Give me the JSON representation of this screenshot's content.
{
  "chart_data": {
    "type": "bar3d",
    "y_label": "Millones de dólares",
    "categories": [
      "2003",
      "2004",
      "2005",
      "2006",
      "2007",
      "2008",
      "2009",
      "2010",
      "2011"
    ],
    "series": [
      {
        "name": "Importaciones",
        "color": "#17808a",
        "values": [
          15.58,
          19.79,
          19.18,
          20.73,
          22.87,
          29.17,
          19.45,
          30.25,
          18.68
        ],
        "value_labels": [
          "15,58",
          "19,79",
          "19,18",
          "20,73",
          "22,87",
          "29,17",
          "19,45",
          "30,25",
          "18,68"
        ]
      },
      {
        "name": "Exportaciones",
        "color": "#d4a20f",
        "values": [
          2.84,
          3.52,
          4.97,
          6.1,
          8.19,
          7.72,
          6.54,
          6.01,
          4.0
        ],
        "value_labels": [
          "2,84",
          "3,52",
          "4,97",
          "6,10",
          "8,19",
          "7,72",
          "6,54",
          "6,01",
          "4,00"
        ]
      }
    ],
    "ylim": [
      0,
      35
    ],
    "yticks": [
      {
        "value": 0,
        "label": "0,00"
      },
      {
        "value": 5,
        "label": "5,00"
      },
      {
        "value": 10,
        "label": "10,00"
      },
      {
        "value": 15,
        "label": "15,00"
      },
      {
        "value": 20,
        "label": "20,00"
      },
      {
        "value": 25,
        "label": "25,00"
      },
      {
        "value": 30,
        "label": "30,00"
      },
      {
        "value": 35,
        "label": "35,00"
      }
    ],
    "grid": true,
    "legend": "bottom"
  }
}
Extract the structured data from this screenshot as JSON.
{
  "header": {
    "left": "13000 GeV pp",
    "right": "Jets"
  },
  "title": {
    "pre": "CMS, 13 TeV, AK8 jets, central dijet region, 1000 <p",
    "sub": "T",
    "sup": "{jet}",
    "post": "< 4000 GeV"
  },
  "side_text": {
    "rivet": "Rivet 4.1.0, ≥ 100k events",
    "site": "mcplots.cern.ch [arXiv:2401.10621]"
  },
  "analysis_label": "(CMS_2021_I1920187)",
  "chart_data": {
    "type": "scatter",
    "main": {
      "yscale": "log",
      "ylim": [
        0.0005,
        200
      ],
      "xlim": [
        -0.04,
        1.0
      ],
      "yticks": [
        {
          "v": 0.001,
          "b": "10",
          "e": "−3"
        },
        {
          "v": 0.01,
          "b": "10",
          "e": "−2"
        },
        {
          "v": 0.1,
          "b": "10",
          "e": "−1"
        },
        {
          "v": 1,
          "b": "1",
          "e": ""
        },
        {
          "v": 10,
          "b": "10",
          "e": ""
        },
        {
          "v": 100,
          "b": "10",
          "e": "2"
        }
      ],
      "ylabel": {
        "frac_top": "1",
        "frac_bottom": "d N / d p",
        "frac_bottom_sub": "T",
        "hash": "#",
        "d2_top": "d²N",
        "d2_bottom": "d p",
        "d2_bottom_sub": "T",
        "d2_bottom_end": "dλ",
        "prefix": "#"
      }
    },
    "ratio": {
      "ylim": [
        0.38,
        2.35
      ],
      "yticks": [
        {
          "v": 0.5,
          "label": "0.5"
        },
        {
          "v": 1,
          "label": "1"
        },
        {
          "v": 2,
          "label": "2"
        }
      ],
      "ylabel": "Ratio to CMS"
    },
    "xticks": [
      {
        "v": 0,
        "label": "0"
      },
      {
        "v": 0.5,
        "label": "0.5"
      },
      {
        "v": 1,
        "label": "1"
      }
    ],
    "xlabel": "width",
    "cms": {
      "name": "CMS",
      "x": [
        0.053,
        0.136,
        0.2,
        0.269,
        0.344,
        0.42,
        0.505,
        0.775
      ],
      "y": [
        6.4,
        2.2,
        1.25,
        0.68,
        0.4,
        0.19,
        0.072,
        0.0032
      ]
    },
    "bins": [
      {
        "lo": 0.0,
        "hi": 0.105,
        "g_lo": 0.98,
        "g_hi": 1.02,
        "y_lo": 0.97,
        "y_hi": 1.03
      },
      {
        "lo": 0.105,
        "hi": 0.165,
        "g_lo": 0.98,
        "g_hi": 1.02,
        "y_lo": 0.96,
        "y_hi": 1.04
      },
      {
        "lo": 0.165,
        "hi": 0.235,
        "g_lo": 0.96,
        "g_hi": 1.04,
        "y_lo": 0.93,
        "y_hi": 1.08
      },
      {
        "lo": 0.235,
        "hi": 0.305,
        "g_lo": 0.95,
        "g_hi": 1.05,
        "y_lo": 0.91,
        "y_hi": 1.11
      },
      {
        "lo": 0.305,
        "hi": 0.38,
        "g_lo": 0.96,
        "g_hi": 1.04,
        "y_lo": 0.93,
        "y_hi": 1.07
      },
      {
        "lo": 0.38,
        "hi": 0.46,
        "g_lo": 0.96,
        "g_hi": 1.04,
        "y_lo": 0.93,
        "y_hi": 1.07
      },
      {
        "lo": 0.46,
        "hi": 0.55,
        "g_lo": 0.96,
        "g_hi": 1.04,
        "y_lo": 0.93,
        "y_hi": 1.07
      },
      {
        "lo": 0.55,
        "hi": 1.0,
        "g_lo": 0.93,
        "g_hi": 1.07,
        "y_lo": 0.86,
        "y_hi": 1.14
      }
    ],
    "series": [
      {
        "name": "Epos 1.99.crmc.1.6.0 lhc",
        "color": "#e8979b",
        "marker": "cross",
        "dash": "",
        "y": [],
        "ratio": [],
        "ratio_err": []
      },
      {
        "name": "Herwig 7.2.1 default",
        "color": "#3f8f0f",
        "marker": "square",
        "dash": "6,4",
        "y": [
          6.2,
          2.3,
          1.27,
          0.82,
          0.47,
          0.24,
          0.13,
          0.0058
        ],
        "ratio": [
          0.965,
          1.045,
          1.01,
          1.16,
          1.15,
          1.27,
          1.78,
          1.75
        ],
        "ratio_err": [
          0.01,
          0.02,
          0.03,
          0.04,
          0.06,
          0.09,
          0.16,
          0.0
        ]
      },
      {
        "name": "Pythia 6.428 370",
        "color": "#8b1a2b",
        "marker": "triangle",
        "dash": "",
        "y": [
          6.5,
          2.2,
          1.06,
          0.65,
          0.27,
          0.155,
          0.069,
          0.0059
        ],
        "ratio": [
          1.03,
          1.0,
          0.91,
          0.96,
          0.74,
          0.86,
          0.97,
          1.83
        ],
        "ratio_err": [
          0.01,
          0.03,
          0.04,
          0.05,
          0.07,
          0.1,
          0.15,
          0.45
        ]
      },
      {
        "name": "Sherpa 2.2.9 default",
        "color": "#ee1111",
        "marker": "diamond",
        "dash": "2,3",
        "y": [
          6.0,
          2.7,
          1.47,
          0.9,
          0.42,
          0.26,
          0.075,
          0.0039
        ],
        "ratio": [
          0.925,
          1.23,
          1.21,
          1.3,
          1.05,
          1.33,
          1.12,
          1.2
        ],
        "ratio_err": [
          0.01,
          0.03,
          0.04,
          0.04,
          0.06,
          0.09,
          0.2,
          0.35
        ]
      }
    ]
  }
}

Task details:
Using the data above, output each line exactly.

Complete output:
Give me the JSON representation of this screenshot's content.
{
  "chart_data": {
    "type": "bar3d",
    "y_label": "Millones de dólares",
    "categories": [
      "2003",
      "2004",
      "2005",
      "2006",
      "2007",
      "2008",
      "2009",
      "2010",
      "2011"
    ],
    "series": [
      {
        "name": "Importaciones",
        "color": "#17808a",
        "values": [
          15.58,
          19.79,
          19.18,
          20.73,
          22.87,
          29.17,
          19.45,
          30.25,
          18.68
        ],
        "value_labels": [
          "15,58",
          "19,79",
          "19,18",
          "20,73",
          "22,87",
          "29,17",
          "19,45",
          "30,25",
          "18,68"
        ]
      },
      {
        "name": "Exportaciones",
        "color": "#d4a20f",
        "values": [
          2.84,
          3.52,
          4.97,
          6.1,
          8.19,
          7.72,
          6.54,
          6.01,
          4.0
        ],
        "value_labels": [
          "2,84",
          "3,52",
          "4,97",
          "6,10",
          "8,19",
          "7,72",
          "6,54",
          "6,01",
          "4,00"
        ]
      }
    ],
    "ylim": [
      0,
      35
    ],
    "yticks": [
      {
        "value": 0,
        "label": "0,00"
      },
      {
        "value": 5,
        "label": "5,00"
      },
      {
        "value": 10,
        "label": "10,00"
      },
      {
        "value": 15,
        "label": "15,00"
      },
      {
        "value": 20,
        "label": "20,00"
      },
      {
        "value": 25,
        "label": "25,00"
      },
      {
        "value": 30,
        "label": "30,00"
      },
      {
        "value": 35,
        "label": "35,00"
      }
    ],
    "grid": true,
    "legend": "bottom"
  }
}
Extract the structured data from this screenshot as JSON.
{
  "header": {
    "left": "13000 GeV pp",
    "right": "Jets"
  },
  "title": {
    "pre": "CMS, 13 TeV, AK8 jets, central dijet region, 1000 <p",
    "sub": "T",
    "sup": "{jet}",
    "post": "< 4000 GeV"
  },
  "side_text": {
    "rivet": "Rivet 4.1.0, ≥ 100k events",
    "site": "mcplots.cern.ch [arXiv:2401.10621]"
  },
  "analysis_label": "(CMS_2021_I1920187)",
  "chart_data": {
    "type": "scatter",
    "main": {
      "yscale": "log",
      "ylim": [
        0.0005,
        200
      ],
      "xlim": [
        -0.04,
        1.0
      ],
      "yticks": [
        {
          "v": 0.001,
          "b": "10",
          "e": "−3"
        },
        {
          "v": 0.01,
          "b": "10",
          "e": "−2"
        },
        {
          "v": 0.1,
          "b": "10",
          "e": "−1"
        },
        {
          "v": 1,
          "b": "1",
          "e": ""
        },
        {
          "v": 10,
          "b": "10",
          "e": ""
        },
        {
          "v": 100,
          "b": "10",
          "e": "2"
        }
      ],
      "ylabel": {
        "frac_top": "1",
        "frac_bottom": "d N / d p",
        "frac_bottom_sub": "T",
        "hash": "#",
        "d2_top": "d²N",
        "d2_bottom": "d p",
        "d2_bottom_sub": "T",
        "d2_bottom_end": "dλ",
        "prefix": "#"
      }
    },
    "ratio": {
      "ylim": [
        0.38,
        2.35
      ],
      "yticks": [
        {
          "v": 0.5,
          "label": "0.5"
        },
        {
          "v": 1,
          "label": "1"
        },
        {
          "v": 2,
          "label": "2"
        }
      ],
      "ylabel": "Ratio to CMS"
    },
    "xticks": [
      {
        "v": 0,
        "label": "0"
      },
      {
        "v": 0.5,
        "label": "0.5"
      },
      {
        "v": 1,
        "label": "1"
      }
    ],
    "xlabel": "width",
    "cms": {
      "name": "CMS",
      "x": [
        0.053,
        0.136,
        0.2,
        0.269,
        0.344,
        0.42,
        0.505,
        0.775
      ],
      "y": [
        6.4,
        2.2,
        1.25,
        0.68,
        0.4,
        0.19,
        0.072,
        0.0032
      ]
    },
    "bins": [
      {
        "lo": 0.0,
        "hi": 0.105,
        "g_lo": 0.98,
        "g_hi": 1.02,
        "y_lo": 0.97,
        "y_hi": 1.03
      },
      {
        "lo": 0.105,
        "hi": 0.165,
        "g_lo": 0.98,
        "g_hi": 1.02,
        "y_lo": 0.96,
        "y_hi": 1.04
      },
      {
        "lo": 0.165,
        "hi": 0.235,
        "g_lo": 0.96,
        "g_hi": 1.04,
        "y_lo": 0.93,
        "y_hi": 1.08
      },
      {
        "lo": 0.235,
        "hi": 0.305,
        "g_lo": 0.95,
        "g_hi": 1.05,
        "y_lo": 0.91,
        "y_hi": 1.11
      },
      {
        "lo": 0.305,
        "hi": 0.38,
        "g_lo": 0.96,
        "g_hi": 1.04,
        "y_lo": 0.93,
        "y_hi": 1.07
      },
      {
        "lo": 0.38,
        "hi": 0.46,
        "g_lo": 0.96,
        "g_hi": 1.04,
        "y_lo": 0.93,
        "y_hi": 1.07
      },
      {
        "lo": 0.46,
        "hi": 0.55,
        "g_lo": 0.96,
        "g_hi": 1.04,
        "y_lo": 0.93,
        "y_hi": 1.07
      },
      {
        "lo": 0.55,
        "hi": 1.0,
        "g_lo": 0.93,
        "g_hi": 1.07,
        "y_lo": 0.86,
        "y_hi": 1.14
      }
    ],
    "series": [
      {
        "name": "Epos 1.99.crmc.1.6.0 lhc",
        "color": "#e8979b",
        "marker": "cross",
        "dash": "",
        "y": [],
        "ratio": [],
        "ratio_err": []
      },
      {
        "name": "Herwig 7.2.1 default",
        "color": "#3f8f0f",
        "marker": "square",
        "dash": "6,4",
        "y": [
          6.2,
          2.3,
          1.27,
          0.82,
          0.47,
          0.24,
          0.13,
          0.0058
        ],
        "ratio": [
          0.965,
          1.045,
          1.01,
          1.16,
          1.15,
          1.27,
          1.78,
          1.75
        ],
        "ratio_err": [
          0.01,
          0.02,
          0.03,
          0.04,
          0.06,
          0.09,
          0.16,
          0.0
        ]
      },
      {
        "name": "Pythia 6.428 370",
        "color": "#8b1a2b",
        "marker": "triangle",
        "dash": "",
        "y": [
          6.5,
          2.2,
          1.06,
          0.65,
          0.27,
          0.155,
          0.069,
          0.0059
        ],
        "ratio": [
          1.03,
          1.0,
          0.91,
          0.96,
          0.74,
          0.86,
          0.97,
          1.83
        ],
        "ratio_err": [
          0.01,
          0.03,
          0.04,
          0.05,
          0.07,
          0.1,
          0.15,
          0.45
        ]
      },
      {
        "name": "Sherpa 2.2.9 default",
        "color": "#ee1111",
        "marker": "diamond",
        "dash": "2,3",
        "y": [
          6.0,
          2.7,
          1.47,
          0.9,
          0.42,
          0.26,
          0.075,
          0.0039
        ],
        "ratio": [
          0.925,
          1.23,
          1.21,
          1.3,
          1.05,
          1.33,
          1.12,
          1.2
        ],
        "ratio_err": [
          0.01,
          0.03,
          0.04,
          0.04,
          0.06,
          0.09,
          0.2,
          0.35
        ]
      }
    ]
  }
}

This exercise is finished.